_Given task_
You are to retype all of the data exactly as it appears.
== Input rows
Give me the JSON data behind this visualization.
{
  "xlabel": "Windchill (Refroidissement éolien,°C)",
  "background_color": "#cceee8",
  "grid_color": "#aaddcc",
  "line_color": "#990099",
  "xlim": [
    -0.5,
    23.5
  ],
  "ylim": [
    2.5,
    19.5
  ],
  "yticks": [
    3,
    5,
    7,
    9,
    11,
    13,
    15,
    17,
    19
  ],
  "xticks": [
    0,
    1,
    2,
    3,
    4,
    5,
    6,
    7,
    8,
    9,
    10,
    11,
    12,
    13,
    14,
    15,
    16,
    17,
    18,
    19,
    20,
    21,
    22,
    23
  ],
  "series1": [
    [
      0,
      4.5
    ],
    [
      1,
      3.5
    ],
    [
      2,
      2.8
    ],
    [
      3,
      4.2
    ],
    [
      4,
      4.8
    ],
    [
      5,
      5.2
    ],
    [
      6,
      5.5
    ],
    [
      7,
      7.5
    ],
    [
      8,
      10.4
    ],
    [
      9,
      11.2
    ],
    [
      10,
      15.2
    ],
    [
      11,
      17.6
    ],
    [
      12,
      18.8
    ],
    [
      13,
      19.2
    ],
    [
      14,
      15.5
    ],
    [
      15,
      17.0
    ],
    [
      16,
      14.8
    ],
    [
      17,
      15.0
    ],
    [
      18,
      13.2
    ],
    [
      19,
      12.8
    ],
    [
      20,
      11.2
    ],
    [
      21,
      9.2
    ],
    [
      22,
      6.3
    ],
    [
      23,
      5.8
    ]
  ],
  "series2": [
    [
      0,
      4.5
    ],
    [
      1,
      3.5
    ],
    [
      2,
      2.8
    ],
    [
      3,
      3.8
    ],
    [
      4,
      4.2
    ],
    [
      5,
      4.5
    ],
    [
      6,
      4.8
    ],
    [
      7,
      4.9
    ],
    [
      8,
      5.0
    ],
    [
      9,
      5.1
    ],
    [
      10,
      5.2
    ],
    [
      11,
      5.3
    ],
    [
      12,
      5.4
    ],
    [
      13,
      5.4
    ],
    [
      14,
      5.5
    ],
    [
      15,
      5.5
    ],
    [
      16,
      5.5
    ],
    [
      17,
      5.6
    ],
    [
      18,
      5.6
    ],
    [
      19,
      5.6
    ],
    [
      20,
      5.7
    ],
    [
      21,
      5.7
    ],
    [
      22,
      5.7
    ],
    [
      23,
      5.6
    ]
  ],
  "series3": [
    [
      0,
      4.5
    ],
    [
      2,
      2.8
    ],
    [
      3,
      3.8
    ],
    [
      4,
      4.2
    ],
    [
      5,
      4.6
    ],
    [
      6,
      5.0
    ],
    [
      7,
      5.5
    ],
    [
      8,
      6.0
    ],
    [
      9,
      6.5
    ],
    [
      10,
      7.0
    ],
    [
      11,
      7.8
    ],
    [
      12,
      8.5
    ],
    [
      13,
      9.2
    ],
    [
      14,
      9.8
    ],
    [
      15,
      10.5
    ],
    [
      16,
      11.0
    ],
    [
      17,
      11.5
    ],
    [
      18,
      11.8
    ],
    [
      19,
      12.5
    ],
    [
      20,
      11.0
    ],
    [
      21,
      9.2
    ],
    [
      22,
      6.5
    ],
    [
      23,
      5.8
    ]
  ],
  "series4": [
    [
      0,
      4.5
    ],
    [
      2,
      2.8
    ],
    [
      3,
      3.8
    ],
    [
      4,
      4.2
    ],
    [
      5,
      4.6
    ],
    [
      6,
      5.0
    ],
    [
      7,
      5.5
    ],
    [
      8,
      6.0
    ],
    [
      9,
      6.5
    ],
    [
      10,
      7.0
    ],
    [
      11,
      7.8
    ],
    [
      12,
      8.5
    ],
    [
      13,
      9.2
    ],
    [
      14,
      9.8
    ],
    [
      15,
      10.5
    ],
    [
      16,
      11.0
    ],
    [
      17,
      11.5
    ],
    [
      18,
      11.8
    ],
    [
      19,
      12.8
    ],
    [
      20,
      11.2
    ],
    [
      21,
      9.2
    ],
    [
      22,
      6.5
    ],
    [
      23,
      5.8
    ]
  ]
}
====
_Worked solution_
Give me the JSON data behind this visualization.
{
  "xlabel": "Windchill (Refroidissement éolien,°C)",
  "background_color": "#cceee8",
  "grid_color": "#aaddcc",
  "line_color": "#990099",
  "xlim": [
    -0.5,
    23.5
  ],
  "ylim": [
    2.5,
    19.5
  ],
  "yticks": [
    3,
    5,
    7,
    9,
    11,
    13,
    15,
    17,
    19
  ],
  "xticks": [
    0,
    1,
    2,
    3,
    4,
    5,
    6,
    7,
    8,
    9,
    10,
    11,
    12,
    13,
    14,
    15,
    16,
    17,
    18,
    19,
    20,
    21,
    22,
    23
  ],
  "series1": [
    [
      0,
      4.5
    ],
    [
      1,
      3.5
    ],
    [
      2,
      2.8
    ],
    [
      3,
      4.2
    ],
    [
      4,
      4.8
    ],
    [
      5,
      5.2
    ],
    [
      6,
      5.5
    ],
    [
      7,
      7.5
    ],
    [
      8,
      10.4
    ],
    [
      9,
      11.2
    ],
    [
      10,
      15.2
    ],
    [
      11,
      17.6
    ],
    [
      12,
      18.8
    ],
    [
      13,
      19.2
    ],
    [
      14,
      15.5
    ],
    [
      15,
      17.0
    ],
    [
      16,
      14.8
    ],
    [
      17,
      15.0
    ],
    [
      18,
      13.2
    ],
    [
      19,
      12.8
    ],
    [
      20,
      11.2
    ],
    [
      21,
      9.2
    ],
    [
      22,
      6.3
    ],
    [
      23,
      5.8
    ]
  ],
  "series2": [
    [
      0,
      4.5
    ],
    [
      1,
      3.5
    ],
    [
      2,
      2.8
    ],
    [
      3,
      3.8
    ],
    [
      4,
      4.2
    ],
    [
      5,
      4.5
    ],
    [
      6,
      4.8
    ],
    [
      7,
      4.9
    ],
    [
      8,
      5.0
    ],
    [
      9,
      5.1
    ],
    [
      10,
      5.2
    ],
    [
      11,
      5.3
    ],
    [
      12,
      5.4
    ],
    [
      13,
      5.4
    ],
    [
      14,
      5.5
    ],
    [
      15,
      5.5
    ],
    [
      16,
      5.5
    ],
    [
      17,
      5.6
    ],
    [
      18,
      5.6
    ],
    [
      19,
      5.6
    ],
    [
      20,
      5.7
    ],
    [
      21,
      5.7
    ],
    [
      22,
      5.7
    ],
    [
      23,
      5.6
    ]
  ],
  "series3": [
    [
      0,
      4.5
    ],
    [
      2,
      2.8
    ],
    [
      3,
      3.8
    ],
    [
      4,
      4.2
    ],
    [
      5,
      4.6
    ],
    [
      6,
      5.0
    ],
    [
      7,
      5.5
    ],
    [
      8,
      6.0
    ],
    [
      9,
      6.5
    ],
    [
      10,
      7.0
    ],
    [
      11,
      7.8
    ],
    [
      12,
      8.5
    ],
    [
      13,
      9.2
    ],
    [
      14,
      9.8
    ],
    [
      15,
      10.5
    ],
    [
      16,
      11.0
    ],
    [
      17,
      11.5
    ],
    [
      18,
      11.8
    ],
    [
      19,
      12.5
    ],
    [
      20,
      11.0
    ],
    [
      21,
      9.2
    ],
    [
      22,
      6.5
    ],
    [
      23,
      5.8
    ]
  ],
  "series4": [
    [
      0,
      4.5
    ],
    [
      2,
      2.8
    ],
    [
      3,
      3.8
    ],
    [
      4,
      4.2
    ],
    [
      5,
      4.6
    ],
    [
      6,
      5.0
    ],
    [
      7,
      5.5
    ],
    [
      8,
      6.0
    ],
    [
      9,
      6.5
    ],
    [
      10,
      7.0
    ],
    [
      11,
      7.8
    ],
    [
      12,
      8.5
    ],
    [
      13,
      9.2
    ],
    [
      14,
      9.8
    ],
    [
      15,
      10.5
    ],
    [
      16,
      11.0
    ],
    [
      17,
      11.5
    ],
    [
      18,
      11.8
    ],
    [
      19,
      12.8
    ],
    [
      20,
      11.2
    ],
    [
      21,
      9.2
    ],
    [
      22,
      6.5
    ],
    [
      23,
      5.8
    ]
  ]
}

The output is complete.